__Text to read__.
>>

Re: Establishing a Nutch development roadmap

2023-09-29 Thread Sebastian Nagel

> Migrating javax->jakarta has been quite a chore on Tika because of
> dependencies.  Given back-compat issues with hadoop, is this even on the
> horizon for Nutch?

Good point. I think we are pretty free to replace javax packages in Nutch core
and plugins - they're used in multiple classes.

If it's about transitive dependencies of mandatory dependencies such as Hadoop:
well, that's strictly speaking not our job. But there should be no or very few 
Nutch classes which rely on javax classes shared with dependencies.



>  Y, I'd like to get a working Tika version in a release fairly soon.

Definitely.


> Not sure how much effort a release is?

See https://cwiki.apache.org/confluence/display/NUTCH/Release_HOWTO

Plainly spoken, it's too much effort. And if you take testing seriously,
it's even more, because there are no automated tests to verify that everything
runs well on a Hadoop cluster and to test indexing into Solr, ES, OpenSearch.

On 9/28/23 15:37, Tim Allison wrote:

Sorry for two emails...

Migrating javax->jakarta has been quite a chore on Tika because of dependencies.

<<

__Provided information__.
>>

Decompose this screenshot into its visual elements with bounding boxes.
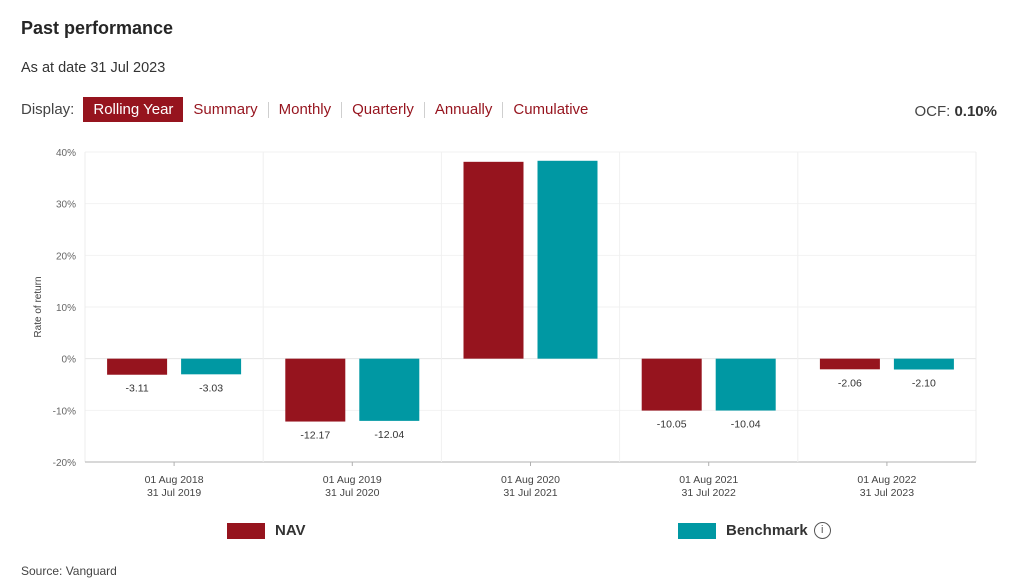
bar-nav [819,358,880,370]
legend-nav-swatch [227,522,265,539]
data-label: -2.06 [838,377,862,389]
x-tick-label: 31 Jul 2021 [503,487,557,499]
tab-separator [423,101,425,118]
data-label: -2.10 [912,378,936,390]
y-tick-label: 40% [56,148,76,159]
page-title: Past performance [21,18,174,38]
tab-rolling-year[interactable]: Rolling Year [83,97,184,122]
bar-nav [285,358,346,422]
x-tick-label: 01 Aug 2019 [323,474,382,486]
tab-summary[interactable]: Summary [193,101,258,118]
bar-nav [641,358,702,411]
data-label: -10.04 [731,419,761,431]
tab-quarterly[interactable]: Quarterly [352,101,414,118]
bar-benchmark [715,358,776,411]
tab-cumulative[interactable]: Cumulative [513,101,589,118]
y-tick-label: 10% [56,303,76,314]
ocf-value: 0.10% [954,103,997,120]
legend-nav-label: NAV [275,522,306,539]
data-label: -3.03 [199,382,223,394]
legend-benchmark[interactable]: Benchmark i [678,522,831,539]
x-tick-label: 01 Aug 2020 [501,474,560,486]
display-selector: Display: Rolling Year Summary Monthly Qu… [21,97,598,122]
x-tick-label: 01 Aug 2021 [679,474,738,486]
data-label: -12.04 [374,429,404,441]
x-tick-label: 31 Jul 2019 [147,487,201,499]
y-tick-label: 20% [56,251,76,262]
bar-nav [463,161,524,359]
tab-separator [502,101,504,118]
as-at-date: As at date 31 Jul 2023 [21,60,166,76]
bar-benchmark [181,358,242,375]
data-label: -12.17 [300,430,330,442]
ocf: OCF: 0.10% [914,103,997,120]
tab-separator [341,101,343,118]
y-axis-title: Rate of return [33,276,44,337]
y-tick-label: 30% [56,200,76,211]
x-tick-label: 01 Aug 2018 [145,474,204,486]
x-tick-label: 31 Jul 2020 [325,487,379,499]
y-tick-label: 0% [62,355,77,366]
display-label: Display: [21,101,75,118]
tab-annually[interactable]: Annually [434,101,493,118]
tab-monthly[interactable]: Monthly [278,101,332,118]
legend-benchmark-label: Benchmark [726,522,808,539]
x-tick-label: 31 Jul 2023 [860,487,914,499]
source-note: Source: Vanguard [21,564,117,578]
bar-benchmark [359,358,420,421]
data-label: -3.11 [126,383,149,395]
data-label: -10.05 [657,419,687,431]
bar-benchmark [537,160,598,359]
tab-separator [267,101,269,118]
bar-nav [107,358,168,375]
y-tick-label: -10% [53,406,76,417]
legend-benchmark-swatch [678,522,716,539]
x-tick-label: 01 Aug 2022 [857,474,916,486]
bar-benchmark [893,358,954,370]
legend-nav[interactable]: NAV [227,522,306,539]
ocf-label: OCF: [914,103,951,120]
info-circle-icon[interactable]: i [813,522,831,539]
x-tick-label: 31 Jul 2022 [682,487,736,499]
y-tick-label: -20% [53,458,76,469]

<<
>>

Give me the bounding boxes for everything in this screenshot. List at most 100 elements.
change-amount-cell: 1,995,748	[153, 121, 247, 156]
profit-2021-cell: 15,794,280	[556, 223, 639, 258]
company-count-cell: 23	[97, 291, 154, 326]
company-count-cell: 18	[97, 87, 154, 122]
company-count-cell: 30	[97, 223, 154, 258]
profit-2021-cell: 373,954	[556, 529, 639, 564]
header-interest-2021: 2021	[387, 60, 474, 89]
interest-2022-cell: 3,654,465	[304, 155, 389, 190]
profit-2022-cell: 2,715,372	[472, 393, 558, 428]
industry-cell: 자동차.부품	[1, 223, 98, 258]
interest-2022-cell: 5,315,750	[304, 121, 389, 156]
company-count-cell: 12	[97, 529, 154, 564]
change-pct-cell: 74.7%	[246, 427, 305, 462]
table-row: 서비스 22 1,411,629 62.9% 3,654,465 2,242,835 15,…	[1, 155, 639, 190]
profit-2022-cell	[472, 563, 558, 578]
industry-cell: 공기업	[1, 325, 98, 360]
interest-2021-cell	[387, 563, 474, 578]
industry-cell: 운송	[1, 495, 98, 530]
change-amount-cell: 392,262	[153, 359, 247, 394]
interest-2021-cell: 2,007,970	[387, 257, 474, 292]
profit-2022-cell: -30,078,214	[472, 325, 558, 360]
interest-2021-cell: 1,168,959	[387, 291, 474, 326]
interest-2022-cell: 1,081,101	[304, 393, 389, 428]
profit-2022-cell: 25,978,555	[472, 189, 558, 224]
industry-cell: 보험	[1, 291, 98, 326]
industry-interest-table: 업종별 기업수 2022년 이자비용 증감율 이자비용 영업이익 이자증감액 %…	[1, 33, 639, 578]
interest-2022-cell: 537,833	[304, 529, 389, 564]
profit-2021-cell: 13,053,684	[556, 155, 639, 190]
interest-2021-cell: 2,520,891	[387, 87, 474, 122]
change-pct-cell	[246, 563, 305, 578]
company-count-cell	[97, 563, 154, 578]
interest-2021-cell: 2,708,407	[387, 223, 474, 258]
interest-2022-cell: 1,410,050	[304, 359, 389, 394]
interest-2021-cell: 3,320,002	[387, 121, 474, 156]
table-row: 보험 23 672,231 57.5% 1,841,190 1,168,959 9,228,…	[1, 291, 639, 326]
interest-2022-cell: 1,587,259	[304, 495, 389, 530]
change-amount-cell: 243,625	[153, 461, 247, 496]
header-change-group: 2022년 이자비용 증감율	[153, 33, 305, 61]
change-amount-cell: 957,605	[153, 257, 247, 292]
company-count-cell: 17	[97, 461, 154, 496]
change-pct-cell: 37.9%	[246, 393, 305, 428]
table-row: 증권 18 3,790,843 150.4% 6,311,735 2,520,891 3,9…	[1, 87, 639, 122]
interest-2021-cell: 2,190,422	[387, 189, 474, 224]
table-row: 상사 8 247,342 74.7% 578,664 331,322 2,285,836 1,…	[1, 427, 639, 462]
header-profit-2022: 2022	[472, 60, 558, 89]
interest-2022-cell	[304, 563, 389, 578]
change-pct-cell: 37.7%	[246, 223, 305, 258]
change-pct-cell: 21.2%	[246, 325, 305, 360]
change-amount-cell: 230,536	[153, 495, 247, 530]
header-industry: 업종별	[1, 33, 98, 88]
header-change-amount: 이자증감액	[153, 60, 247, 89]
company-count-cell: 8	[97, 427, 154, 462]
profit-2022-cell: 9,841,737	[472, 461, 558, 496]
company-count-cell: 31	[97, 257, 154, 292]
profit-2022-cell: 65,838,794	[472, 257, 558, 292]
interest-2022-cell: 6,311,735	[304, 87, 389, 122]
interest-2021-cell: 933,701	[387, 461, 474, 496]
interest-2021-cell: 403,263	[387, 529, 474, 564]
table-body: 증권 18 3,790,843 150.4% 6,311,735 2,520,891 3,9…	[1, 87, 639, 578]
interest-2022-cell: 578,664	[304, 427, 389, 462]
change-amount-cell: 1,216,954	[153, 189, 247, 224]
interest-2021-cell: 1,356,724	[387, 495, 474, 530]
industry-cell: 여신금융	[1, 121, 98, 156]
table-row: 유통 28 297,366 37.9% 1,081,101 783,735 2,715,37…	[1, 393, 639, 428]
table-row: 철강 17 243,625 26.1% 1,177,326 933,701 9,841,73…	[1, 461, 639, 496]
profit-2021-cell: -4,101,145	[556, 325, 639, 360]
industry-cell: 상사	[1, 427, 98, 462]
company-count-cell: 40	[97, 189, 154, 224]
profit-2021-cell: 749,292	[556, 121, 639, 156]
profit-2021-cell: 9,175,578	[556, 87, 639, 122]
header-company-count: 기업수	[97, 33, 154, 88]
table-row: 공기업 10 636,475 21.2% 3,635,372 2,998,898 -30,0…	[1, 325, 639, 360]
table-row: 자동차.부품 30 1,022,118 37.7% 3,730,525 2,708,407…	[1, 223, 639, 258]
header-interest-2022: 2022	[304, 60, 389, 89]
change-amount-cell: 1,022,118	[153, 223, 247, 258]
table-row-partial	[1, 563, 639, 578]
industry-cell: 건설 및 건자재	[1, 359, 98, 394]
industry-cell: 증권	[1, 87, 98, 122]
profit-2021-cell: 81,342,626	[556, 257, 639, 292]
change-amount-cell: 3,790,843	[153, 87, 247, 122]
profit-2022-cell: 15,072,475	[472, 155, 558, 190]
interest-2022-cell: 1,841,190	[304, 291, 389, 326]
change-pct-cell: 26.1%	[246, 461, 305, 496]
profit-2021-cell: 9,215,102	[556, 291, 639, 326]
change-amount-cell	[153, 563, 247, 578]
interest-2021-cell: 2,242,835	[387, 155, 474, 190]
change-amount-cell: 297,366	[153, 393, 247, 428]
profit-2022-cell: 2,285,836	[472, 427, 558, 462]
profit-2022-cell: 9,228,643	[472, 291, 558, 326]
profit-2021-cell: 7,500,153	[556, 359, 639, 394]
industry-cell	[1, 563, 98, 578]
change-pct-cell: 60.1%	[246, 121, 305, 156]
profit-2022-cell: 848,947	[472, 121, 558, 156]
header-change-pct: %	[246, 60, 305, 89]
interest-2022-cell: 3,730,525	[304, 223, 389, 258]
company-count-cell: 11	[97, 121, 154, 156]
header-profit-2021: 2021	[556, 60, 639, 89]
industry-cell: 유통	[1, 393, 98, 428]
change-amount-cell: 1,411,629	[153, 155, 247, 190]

<<

__To be done__.
A. Transcribe the stretch of the Nutch roadmap thread from "If it's about" through "shared with dependencies.".
B. In the second listing, rewrite the stretch from the line containing "Give me the" through the line containing "60, 474, 89]" with "company-count-cell" replaced by "firm-count-cell" and everything else unchanged. Give only those lines.

__Final results__.
A.
If it's about transitive dependencies of mandatory dependencies such as Hadoop:
well, that's strictly speaking not our job. But there should be no or very few 
Nutch classes which rely on javax classes shared with dependencies.

B.
Give me the bounding boxes for everything in this screenshot. List at most 100 elements.
change-amount-cell: 1,995,748	[153, 121, 247, 156]
profit-2021-cell: 15,794,280	[556, 223, 639, 258]
firm-count-cell: 23	[97, 291, 154, 326]
firm-count-cell: 18	[97, 87, 154, 122]
firm-count-cell: 30	[97, 223, 154, 258]
profit-2021-cell: 373,954	[556, 529, 639, 564]
header-interest-2021: 2021	[387, 60, 474, 89]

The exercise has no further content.